Text segment -
☆ ☆ ☆ ☆
For lighter details or warmer weather, the Swatmoc moccasin shoe from Original SWAT is comfortable and lightweight and easily slips on and off. A zipper down the front of the shoe allows you to change into your SWAT boots in no time. And the toe is polishable, just like other uniform boots, so you can't tell the difference because your pants fall over the zipper. No one will know they're not full-height lace-up boots unless you take them off.

The Thorogood N.E.O.S. is a similar type of comfortable, lightweight shoe. It is made of waterproof nylon, so even if you find yourself near water-or spill coffee at your desk-you're covered. A rubber Vibram outsole provides sufficient shock absorption.

Another lightweight duty shoe, Rocky Shoes and Boots' flexible sneaker-style boots won't weigh you down on the beat. This can be especially appreciated in a warmer climate.[PAGEBREAK]

Getting to the Bottom of It All

Regardless of where you live or what duty you're assigned to, considering all the running and driving and, yes, even standing that comes with the job, you need something on the bottom of your feet that will protect them from impact and keep you from slipping on slick surfaces. You know how embarrassing falling can be, not to mention dangerous.

And you're probably a demanding customer, like most cops with many needs on the job. Agent Hoffman of the Forsyth County Sheriff's Office knows his criteria.

"Some of the things I look for are quality of construction, how well they fit, and good cushioning, which is important when you're wearing them all day."

Bates' Durashocks removable footbed and impact pads are designed to cushion your feet, whether you're pursuing a bad guy on foot or standing around waiting for one to show up. For the outside of the boot, the company's new Spyder Gripper outsole, available on its Enforcer series special ops line, has a deep tread that provides overall slip protection in any situation.

Danner's Terra Force platform is made for stability and durability. The upper is stitched to the midsole plate in the heel and forefoot areas for added stability in the front and back. The internal shank works with the insole plate to create a firm foundation while the external shank provides exceptional lateral and medial strength. Because of this construction, these boots can also be resoled to extend their life.
☆ ☆ ☆ ☆
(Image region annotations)

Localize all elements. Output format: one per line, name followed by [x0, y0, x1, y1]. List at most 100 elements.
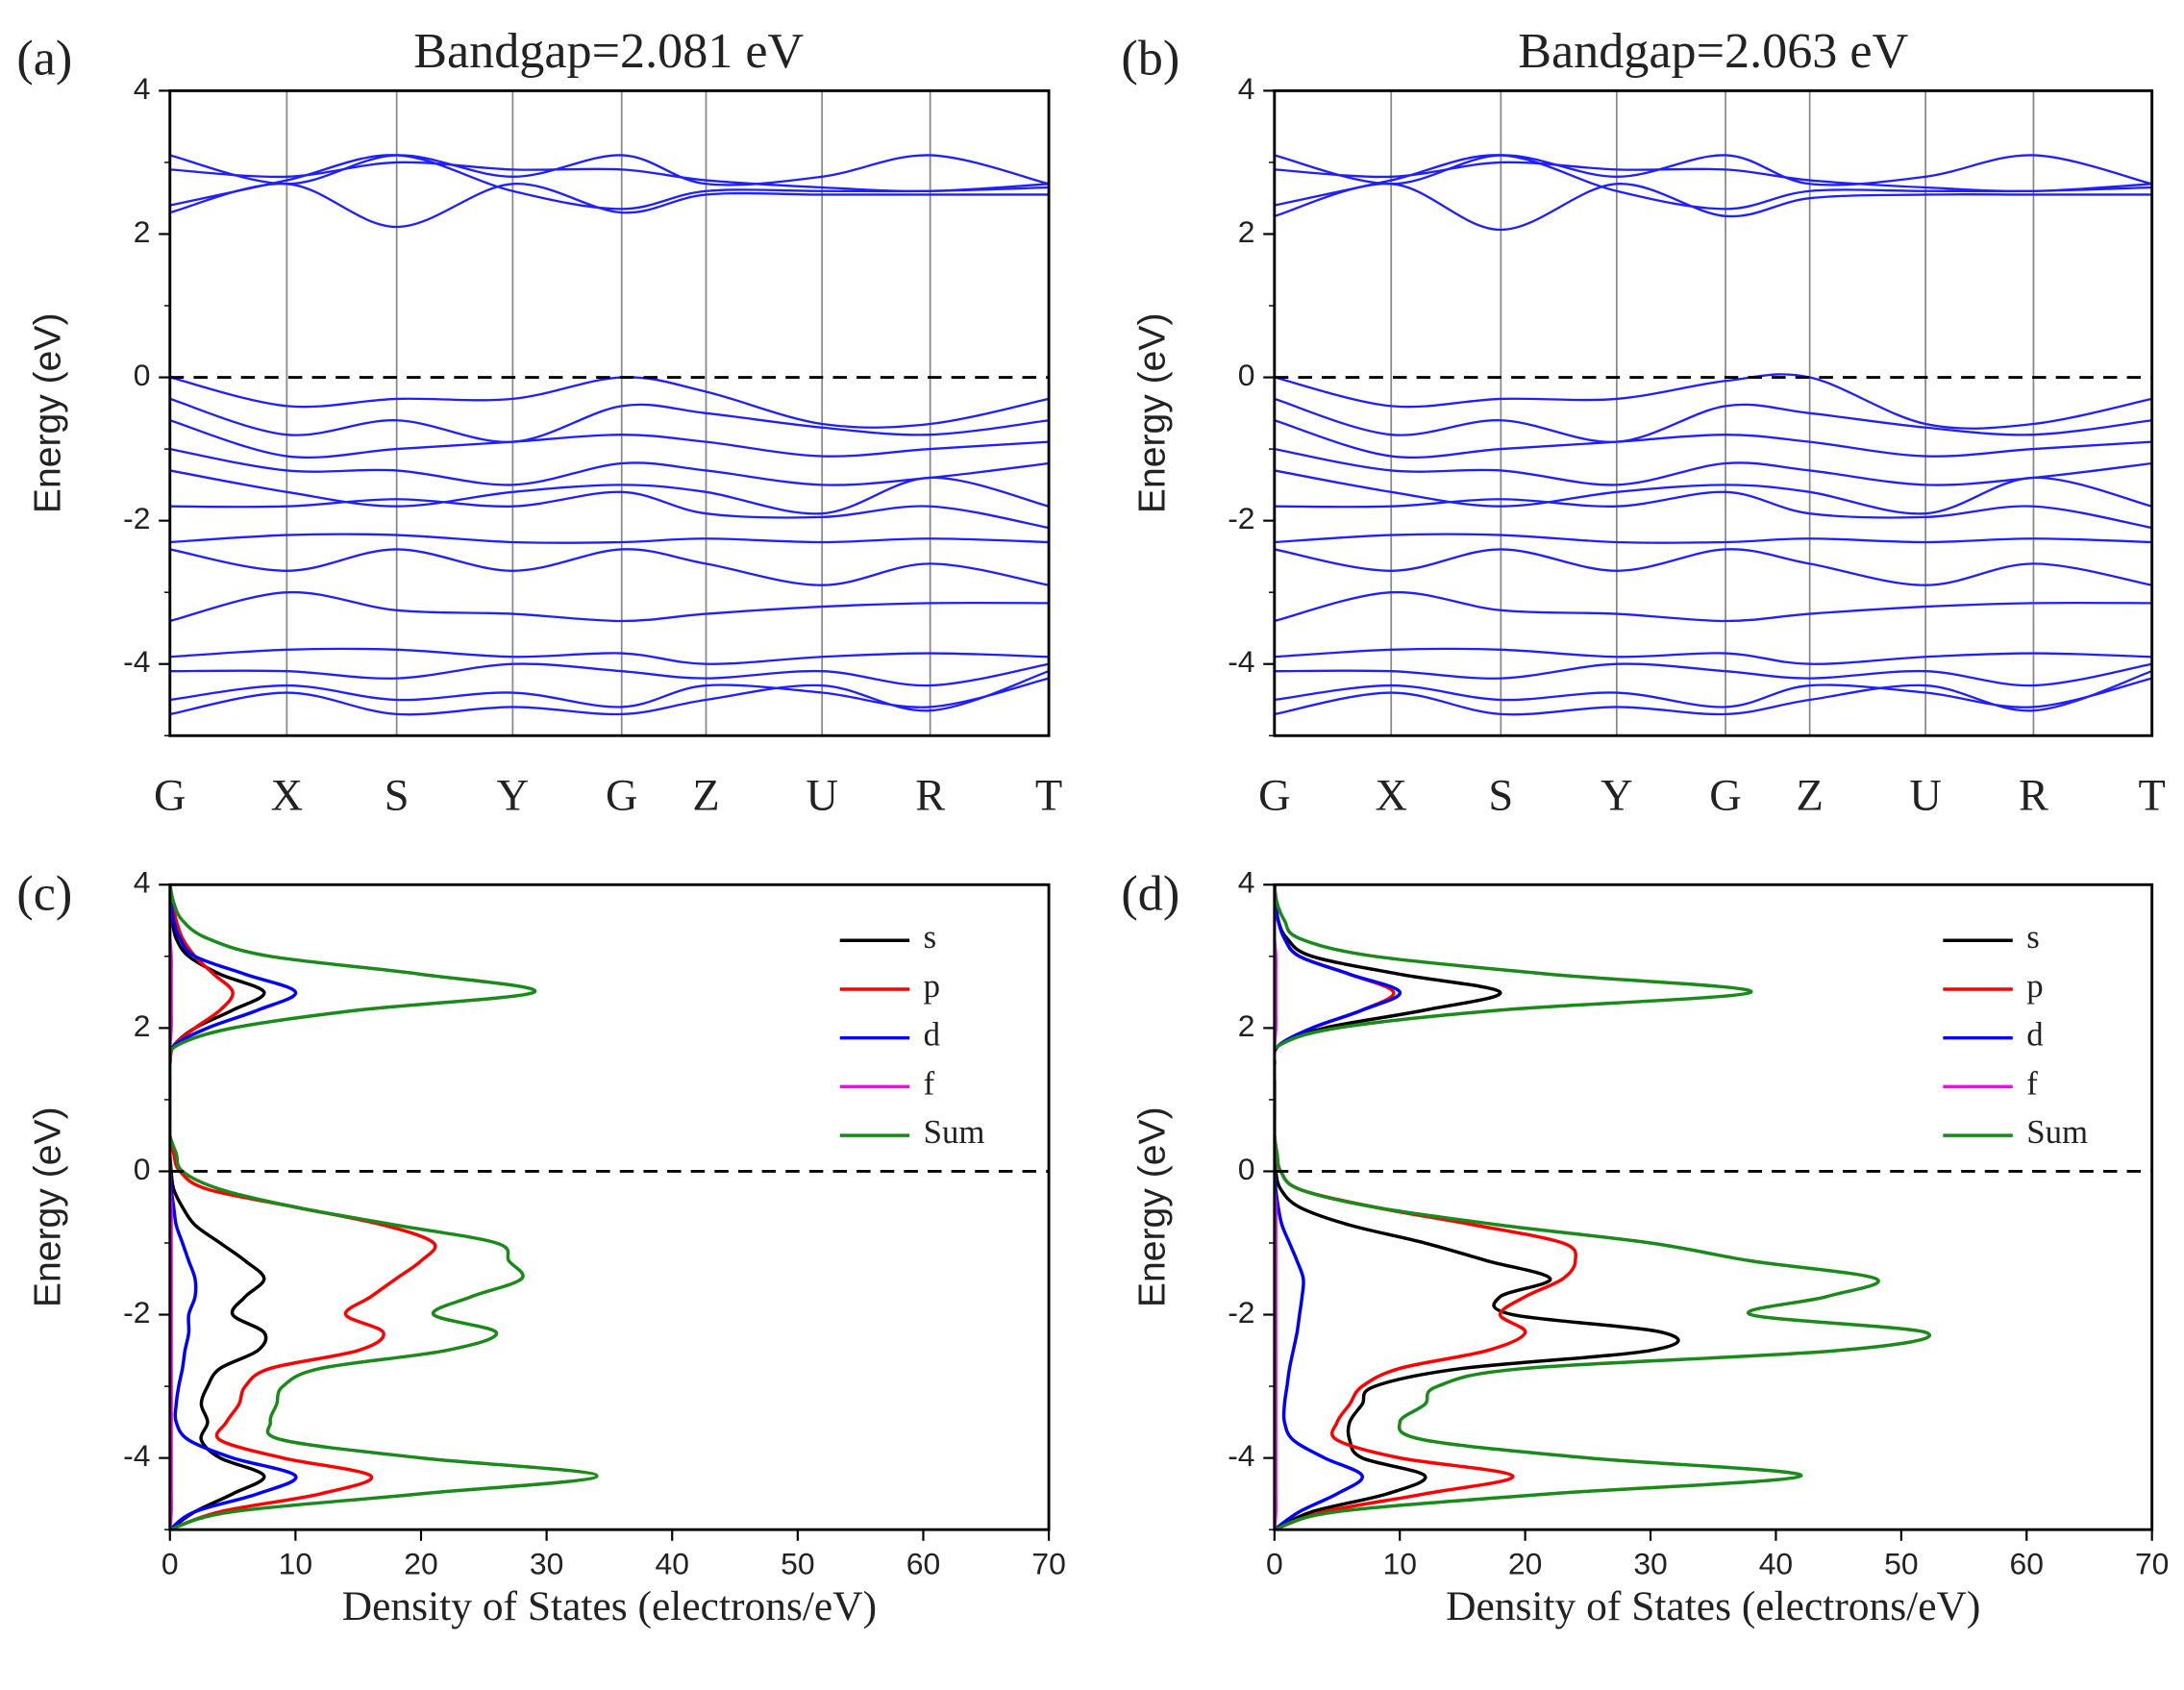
x-tick-label: 60 — [906, 1546, 940, 1580]
legend-label: d — [2026, 1016, 2043, 1054]
x-tick-label: X — [271, 772, 303, 821]
x-tick-label: R — [915, 772, 945, 821]
dos-curve — [1274, 884, 1932, 1530]
chart-title: Bandgap=2.081 eV — [413, 24, 804, 79]
y-axis-label: Energy (eV) — [27, 312, 68, 513]
band — [169, 590, 1050, 623]
x-tick-label: 50 — [1884, 1546, 1918, 1580]
band — [169, 419, 1050, 460]
plot-area — [1274, 884, 1932, 1530]
x-tick-label: U — [1909, 772, 1941, 821]
legend-label: Sum — [2026, 1113, 2088, 1151]
band — [1274, 469, 2152, 515]
x-tick-label: Z — [1796, 772, 1823, 821]
legend-label: d — [924, 1016, 940, 1054]
band — [1274, 647, 2152, 665]
y-tick-label: -2 — [123, 501, 150, 535]
legend-label: s — [924, 918, 937, 956]
panel-label: (c) — [16, 867, 72, 922]
y-tick-label: 0 — [1238, 358, 1255, 392]
x-tick-label: G — [154, 772, 186, 821]
y-tick-label: -2 — [1228, 501, 1254, 535]
x-axis-label: Density of States (electrons/eV) — [342, 1583, 877, 1629]
legend-label: s — [2026, 918, 2040, 956]
plot-area — [169, 90, 1050, 736]
x-tick-label: 40 — [1759, 1546, 1793, 1580]
x-tick-label: 20 — [1508, 1546, 1542, 1580]
x-tick-label: 10 — [1383, 1546, 1417, 1580]
band — [169, 161, 1050, 192]
panel-label: (d) — [1121, 867, 1179, 922]
y-tick-label: 2 — [134, 1008, 151, 1043]
plot-frame — [168, 882, 1051, 1531]
x-tick-label: 30 — [1633, 1546, 1667, 1580]
legend-label: p — [924, 967, 940, 1005]
band — [1274, 670, 2152, 716]
x-tick-label: 70 — [2135, 1546, 2169, 1580]
legend-label: f — [2026, 1064, 2038, 1102]
x-tick-label: S — [1488, 772, 1513, 821]
band — [1274, 590, 2152, 623]
y-tick-label: 4 — [134, 71, 151, 106]
band — [169, 376, 1050, 429]
chart-title: Bandgap=2.063 eV — [1518, 24, 1908, 79]
x-tick-label: 0 — [1266, 1546, 1283, 1580]
band — [1274, 548, 2152, 586]
y-tick-label: -4 — [123, 644, 150, 679]
y-tick-label: 0 — [134, 1152, 151, 1186]
plot-area — [1274, 90, 2152, 736]
y-tick-label: 2 — [1238, 214, 1255, 249]
band — [169, 647, 1050, 665]
y-tick-label: 2 — [134, 214, 151, 249]
y-tick-label: -4 — [1228, 1438, 1254, 1473]
plot-frame — [168, 88, 1051, 737]
y-tick-label: 4 — [134, 865, 151, 900]
y-tick-label: -2 — [1228, 1295, 1254, 1330]
x-tick-label: Y — [1601, 772, 1632, 821]
x-tick-label: R — [2019, 772, 2048, 821]
y-tick-label: -4 — [123, 1438, 150, 1473]
x-tick-label: T — [1035, 772, 1062, 821]
plot-frame — [1273, 882, 2154, 1531]
dos-curve — [1274, 884, 1577, 1530]
x-tick-label: G — [1258, 772, 1290, 821]
x-tick-label: Z — [692, 772, 719, 821]
band — [1274, 397, 2152, 443]
x-axis-label: Density of States (electrons/eV) — [1446, 1583, 1980, 1629]
x-tick-label: 60 — [2010, 1546, 2044, 1580]
band — [169, 662, 1050, 687]
y-axis-label: Energy (eV) — [1132, 312, 1174, 513]
legend-label: f — [924, 1064, 935, 1102]
band — [169, 677, 1050, 708]
x-tick-label: 50 — [781, 1546, 814, 1580]
band — [1274, 490, 2152, 530]
x-tick-label: 70 — [1031, 1546, 1065, 1580]
dos-curve — [169, 884, 298, 1530]
dos-curve — [1274, 884, 1402, 1530]
x-tick-label: S — [385, 772, 410, 821]
y-tick-label: 4 — [1238, 71, 1255, 106]
band — [1274, 533, 2152, 544]
panel-label: (a) — [16, 31, 72, 86]
y-axis-label: Energy (eV) — [27, 1106, 68, 1307]
legend-label: p — [2026, 967, 2043, 1005]
x-tick-label: 40 — [656, 1546, 689, 1580]
band — [169, 183, 1050, 229]
band — [1274, 677, 2152, 708]
panel-label: (b) — [1121, 31, 1179, 86]
plot-area — [169, 884, 599, 1530]
dos-curve — [169, 884, 268, 1530]
x-tick-label: 0 — [161, 1546, 179, 1580]
band — [169, 469, 1050, 515]
x-tick-label: G — [606, 772, 637, 821]
x-tick-label: X — [1375, 772, 1406, 821]
y-tick-label: 0 — [134, 358, 151, 392]
band — [169, 533, 1050, 544]
x-tick-label: 20 — [404, 1546, 437, 1580]
x-tick-label: U — [806, 772, 837, 821]
band — [169, 397, 1050, 443]
y-tick-label: 0 — [1238, 1152, 1255, 1186]
band — [1274, 154, 2152, 186]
☆ ☆ ☆ ☆
Required task -
Copy the duty footwear text from the words "Another lightweight duty" through "to mention dangerous.", and substitute "athletic-style" for "sneaker-style".

Solution for this problem -
Another lightweight duty shoe, Rocky Shoes and Boots' flexible athletic-style boots won't weigh you down on the beat. This can be especially appreciated in a warmer climate.[PAGEBREAK]

Getting to the Bottom of It All

Regardless of where you live or what duty you're assigned to, considering all the running and driving and, yes, even standing that comes with the job, you need something on the bottom of your feet that will protect them from impact and keep you from slipping on slick surfaces. You know how embarrassing falling can be, not to mention dangerous.